**Request**
Take every line from the material that has the word "Moroz" in it.

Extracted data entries
## START
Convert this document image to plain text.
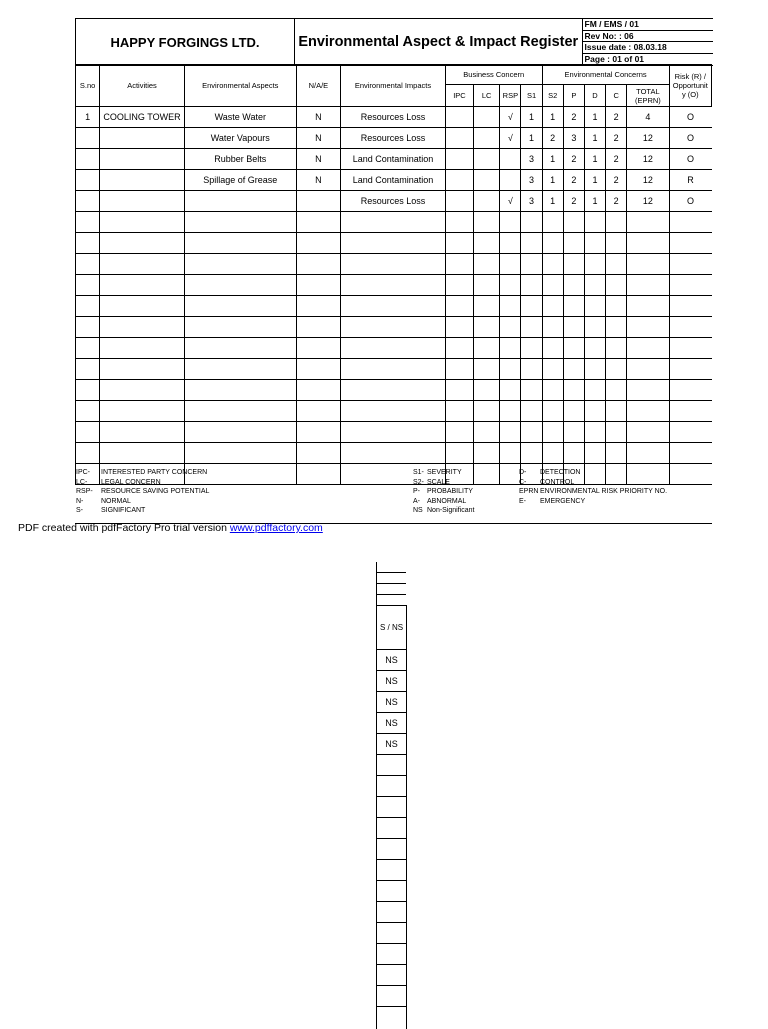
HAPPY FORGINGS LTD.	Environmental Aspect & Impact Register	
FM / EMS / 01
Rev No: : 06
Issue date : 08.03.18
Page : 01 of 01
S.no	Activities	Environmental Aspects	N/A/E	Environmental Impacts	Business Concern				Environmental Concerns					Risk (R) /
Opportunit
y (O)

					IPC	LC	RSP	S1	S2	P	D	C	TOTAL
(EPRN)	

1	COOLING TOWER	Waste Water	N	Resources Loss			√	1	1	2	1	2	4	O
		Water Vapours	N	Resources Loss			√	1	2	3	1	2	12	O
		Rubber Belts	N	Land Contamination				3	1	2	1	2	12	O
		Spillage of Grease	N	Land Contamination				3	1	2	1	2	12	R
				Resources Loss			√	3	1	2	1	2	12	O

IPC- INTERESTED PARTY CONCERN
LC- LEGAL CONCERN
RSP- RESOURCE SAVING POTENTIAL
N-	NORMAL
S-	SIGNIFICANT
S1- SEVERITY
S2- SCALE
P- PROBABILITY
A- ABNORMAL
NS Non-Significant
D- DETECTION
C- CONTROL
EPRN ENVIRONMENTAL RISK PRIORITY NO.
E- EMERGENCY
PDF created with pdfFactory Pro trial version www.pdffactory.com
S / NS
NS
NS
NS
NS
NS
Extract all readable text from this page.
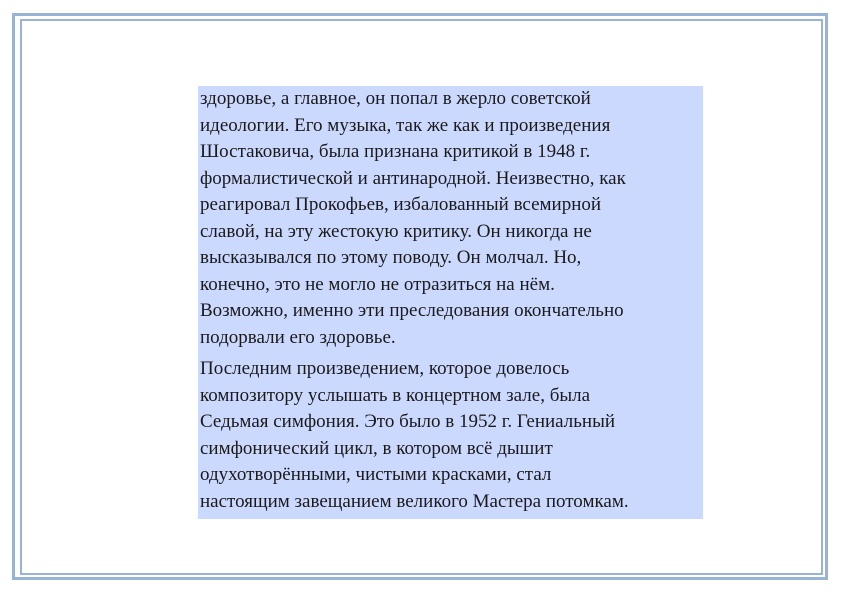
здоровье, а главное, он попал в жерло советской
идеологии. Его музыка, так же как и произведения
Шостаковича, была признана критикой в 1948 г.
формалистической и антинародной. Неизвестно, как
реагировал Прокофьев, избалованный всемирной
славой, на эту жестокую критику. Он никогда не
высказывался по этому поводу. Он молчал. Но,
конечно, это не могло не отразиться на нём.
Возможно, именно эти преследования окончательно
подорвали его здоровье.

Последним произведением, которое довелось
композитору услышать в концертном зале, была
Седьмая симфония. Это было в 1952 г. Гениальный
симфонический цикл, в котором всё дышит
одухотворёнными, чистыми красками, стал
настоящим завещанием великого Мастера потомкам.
## END
## START
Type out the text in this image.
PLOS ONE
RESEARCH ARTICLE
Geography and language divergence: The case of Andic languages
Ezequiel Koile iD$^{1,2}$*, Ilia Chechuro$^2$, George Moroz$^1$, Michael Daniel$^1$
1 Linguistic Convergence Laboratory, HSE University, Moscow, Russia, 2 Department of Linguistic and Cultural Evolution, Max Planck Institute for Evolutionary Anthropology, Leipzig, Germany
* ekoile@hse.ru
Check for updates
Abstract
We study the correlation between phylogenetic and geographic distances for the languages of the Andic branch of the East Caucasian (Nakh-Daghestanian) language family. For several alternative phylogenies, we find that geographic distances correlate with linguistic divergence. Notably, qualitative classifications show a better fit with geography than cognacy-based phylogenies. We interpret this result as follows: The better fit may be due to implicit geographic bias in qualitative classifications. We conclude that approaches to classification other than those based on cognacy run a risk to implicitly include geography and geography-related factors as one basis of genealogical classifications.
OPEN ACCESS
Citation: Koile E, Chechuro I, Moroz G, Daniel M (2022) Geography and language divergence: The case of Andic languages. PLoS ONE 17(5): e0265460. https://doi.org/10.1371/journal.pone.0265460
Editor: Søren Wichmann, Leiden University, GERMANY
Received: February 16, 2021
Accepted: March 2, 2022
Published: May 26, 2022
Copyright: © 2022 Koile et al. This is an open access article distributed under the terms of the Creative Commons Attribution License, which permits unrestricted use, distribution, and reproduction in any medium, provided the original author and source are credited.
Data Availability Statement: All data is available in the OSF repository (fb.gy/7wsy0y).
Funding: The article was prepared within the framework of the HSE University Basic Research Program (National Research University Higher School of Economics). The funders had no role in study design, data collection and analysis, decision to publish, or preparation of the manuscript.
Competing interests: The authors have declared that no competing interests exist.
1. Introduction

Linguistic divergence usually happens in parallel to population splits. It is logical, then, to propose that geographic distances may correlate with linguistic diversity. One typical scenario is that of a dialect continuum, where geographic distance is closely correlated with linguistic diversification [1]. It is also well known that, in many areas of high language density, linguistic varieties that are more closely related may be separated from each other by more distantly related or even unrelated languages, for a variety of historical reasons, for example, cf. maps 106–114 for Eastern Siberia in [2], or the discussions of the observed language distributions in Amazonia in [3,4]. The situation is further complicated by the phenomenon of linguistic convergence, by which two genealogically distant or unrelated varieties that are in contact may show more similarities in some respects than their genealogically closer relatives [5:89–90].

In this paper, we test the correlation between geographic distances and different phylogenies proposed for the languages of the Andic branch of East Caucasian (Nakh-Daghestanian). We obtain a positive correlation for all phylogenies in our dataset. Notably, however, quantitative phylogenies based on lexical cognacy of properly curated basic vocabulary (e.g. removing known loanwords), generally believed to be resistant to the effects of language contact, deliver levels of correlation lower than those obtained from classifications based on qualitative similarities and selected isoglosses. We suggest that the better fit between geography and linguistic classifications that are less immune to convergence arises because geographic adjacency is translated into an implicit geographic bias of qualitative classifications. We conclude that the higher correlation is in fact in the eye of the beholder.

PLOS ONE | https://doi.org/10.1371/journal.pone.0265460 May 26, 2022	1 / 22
## END
**The answer**
Ezequiel Koile iD$^{1,2}$*, Ilia Chechuro$^2$, George Moroz$^1$, Michael Daniel$^1$
Citation: Koile E, Chechuro I, Moroz G, Daniel M (2022) Geography and language divergence: The case of Andic languages. PLoS ONE 17(5): e0265460. https://doi.org/10.1371/journal.pone.0265460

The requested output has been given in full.